— Start —

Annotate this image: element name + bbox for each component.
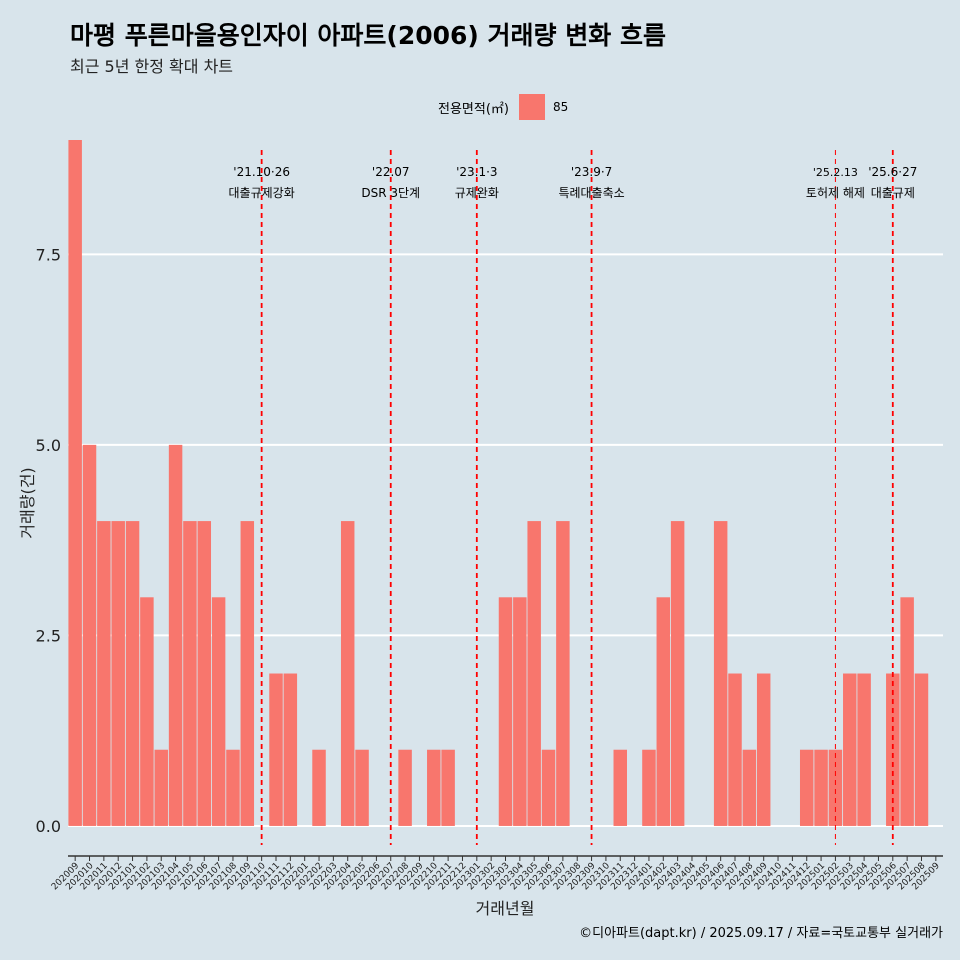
bar bbox=[914, 673, 929, 826]
legend-swatch bbox=[518, 94, 545, 120]
bar bbox=[857, 673, 871, 826]
bar bbox=[283, 673, 298, 826]
event-label: DSR 3단계 bbox=[361, 186, 420, 200]
bar bbox=[68, 140, 82, 826]
bar bbox=[728, 673, 742, 826]
bar bbox=[527, 521, 541, 826]
bar bbox=[97, 521, 111, 826]
bar bbox=[168, 444, 183, 826]
bar bbox=[513, 597, 527, 826]
y-axis-title: 거래량(건) bbox=[18, 467, 37, 538]
bar bbox=[613, 749, 627, 826]
chart-subtitle: 최근 5년 한정 확대 차트 bbox=[70, 57, 234, 76]
bar bbox=[441, 749, 455, 826]
bar bbox=[269, 673, 283, 826]
legend: 전용면적(㎡) 85 bbox=[438, 94, 568, 120]
chart-title: 마평 푸른마을용인자이 아파트(2006) 거래량 변화 흐름 bbox=[70, 21, 666, 50]
bar bbox=[843, 673, 857, 826]
bar bbox=[183, 521, 197, 826]
bar bbox=[111, 521, 125, 826]
bar bbox=[427, 749, 441, 826]
y-tick-label: 7.5 bbox=[36, 245, 61, 264]
bar bbox=[799, 749, 814, 826]
bar bbox=[125, 521, 140, 826]
bar bbox=[670, 521, 685, 826]
event-date-label: '25.2.13 bbox=[813, 166, 858, 179]
bar bbox=[82, 444, 97, 826]
bar bbox=[828, 749, 843, 826]
bar bbox=[498, 597, 513, 826]
bar bbox=[240, 521, 255, 826]
bar bbox=[814, 749, 828, 826]
event-label: 특례대출축소 bbox=[558, 186, 624, 200]
bar bbox=[211, 597, 226, 826]
y-tick-label: 2.5 bbox=[36, 626, 61, 645]
bar bbox=[197, 521, 212, 826]
bar bbox=[226, 749, 240, 826]
bar bbox=[886, 673, 900, 826]
event-date-label: '23.9·7 bbox=[571, 165, 612, 179]
bar bbox=[642, 749, 656, 826]
bar bbox=[742, 749, 757, 826]
y-tick-label: 0.0 bbox=[36, 817, 61, 836]
bar bbox=[900, 597, 914, 826]
bar bbox=[656, 597, 671, 826]
bar bbox=[713, 521, 728, 826]
event-date-label: '21.10·26 bbox=[233, 165, 290, 179]
bar bbox=[154, 749, 168, 826]
event-date-label: '22.07 bbox=[372, 165, 410, 179]
bar bbox=[541, 749, 556, 826]
y-tick-label: 5.0 bbox=[36, 436, 61, 455]
bar bbox=[355, 749, 369, 826]
event-label: 대출규제 bbox=[871, 186, 915, 200]
bar bbox=[398, 749, 412, 826]
event-label: 토허제 해제 bbox=[806, 186, 865, 200]
legend-title: 전용면적(㎡) bbox=[438, 101, 509, 117]
legend-series-label: 85 bbox=[552, 100, 569, 114]
event-label: 규제완화 bbox=[455, 186, 499, 200]
x-axis-title: 거래년월 bbox=[476, 899, 535, 918]
bar bbox=[312, 749, 326, 826]
bar bbox=[556, 521, 570, 826]
bar bbox=[140, 597, 154, 826]
source-caption: ©디아파트(dapt.kr) / 2025.09.17 / 자료=국토교통부 실… bbox=[579, 926, 943, 941]
bar bbox=[756, 673, 771, 826]
event-label: 대출규제강화 bbox=[229, 186, 295, 200]
event-date-label: '25.6·27 bbox=[868, 165, 917, 179]
event-date-label: '23.1·3 bbox=[456, 165, 497, 179]
bar bbox=[340, 521, 355, 826]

— End —

**DIRECTION**
Copy all the rows above word for word, but leave out the picture.

**RESULT OF THIS TASK**
Annotate this image: element name + bbox for each component.
bar bbox=[914, 673, 929, 826]
legend-swatch bbox=[518, 94, 545, 120]
bar bbox=[857, 673, 871, 826]
bar bbox=[283, 673, 298, 826]
event-label: DSR 3단계 bbox=[361, 186, 420, 200]
bar bbox=[68, 140, 82, 826]
bar bbox=[728, 673, 742, 826]
bar bbox=[527, 521, 541, 826]
bar bbox=[97, 521, 111, 826]
bar bbox=[168, 444, 183, 826]
bar bbox=[513, 597, 527, 826]
y-axis-title: 거래량(건) bbox=[18, 467, 37, 538]
bar bbox=[613, 749, 627, 826]
chart-subtitle: 최근 5년 한정 확대 차트 bbox=[70, 57, 234, 76]
bar bbox=[441, 749, 455, 826]
bar bbox=[269, 673, 283, 826]
legend: 전용면적(㎡) 85 bbox=[438, 94, 568, 120]
chart-title: 마평 푸른마을용인자이 아파트(2006) 거래량 변화 흐름 bbox=[70, 21, 666, 50]
bar bbox=[843, 673, 857, 826]
bar bbox=[183, 521, 197, 826]
bar bbox=[111, 521, 125, 826]
bar bbox=[427, 749, 441, 826]
y-tick-label: 7.5 bbox=[36, 245, 61, 264]
bar bbox=[799, 749, 814, 826]
bar bbox=[125, 521, 140, 826]
bar bbox=[670, 521, 685, 826]
event-date-label: '25.2.13 bbox=[813, 166, 858, 179]
bar bbox=[82, 444, 97, 826]
bar bbox=[828, 749, 843, 826]
bar bbox=[498, 597, 513, 826]
bar bbox=[240, 521, 255, 826]
bar bbox=[814, 749, 828, 826]
event-label: 특례대출축소 bbox=[558, 186, 624, 200]
bar bbox=[211, 597, 226, 826]
y-tick-label: 2.5 bbox=[36, 626, 61, 645]
bar bbox=[197, 521, 212, 826]
bar bbox=[226, 749, 240, 826]
bar bbox=[886, 673, 900, 826]
event-date-label: '23.9·7 bbox=[571, 165, 612, 179]
bar bbox=[642, 749, 656, 826]
bar bbox=[742, 749, 757, 826]
y-tick-label: 0.0 bbox=[36, 817, 61, 836]
bar bbox=[900, 597, 914, 826]
bar bbox=[656, 597, 671, 826]
bar bbox=[713, 521, 728, 826]
event-date-label: '21.10·26 bbox=[233, 165, 290, 179]
bar bbox=[154, 749, 168, 826]
event-date-label: '22.07 bbox=[372, 165, 410, 179]
bar bbox=[541, 749, 556, 826]
y-tick-label: 5.0 bbox=[36, 436, 61, 455]
bar bbox=[355, 749, 369, 826]
event-label: 대출규제 bbox=[871, 186, 915, 200]
bar bbox=[398, 749, 412, 826]
event-label: 토허제 해제 bbox=[806, 186, 865, 200]
legend-title: 전용면적(㎡) bbox=[438, 101, 509, 117]
legend-series-label: 85 bbox=[552, 100, 569, 114]
event-label: 규제완화 bbox=[455, 186, 499, 200]
x-axis-title: 거래년월 bbox=[476, 899, 535, 918]
bar bbox=[312, 749, 326, 826]
bar bbox=[556, 521, 570, 826]
bar bbox=[140, 597, 154, 826]
source-caption: ©디아파트(dapt.kr) / 2025.09.17 / 자료=국토교통부 실… bbox=[579, 926, 943, 941]
bar bbox=[756, 673, 771, 826]
event-label: 대출규제강화 bbox=[229, 186, 295, 200]
event-date-label: '25.6·27 bbox=[868, 165, 917, 179]
event-date-label: '23.1·3 bbox=[456, 165, 497, 179]
bar bbox=[340, 521, 355, 826]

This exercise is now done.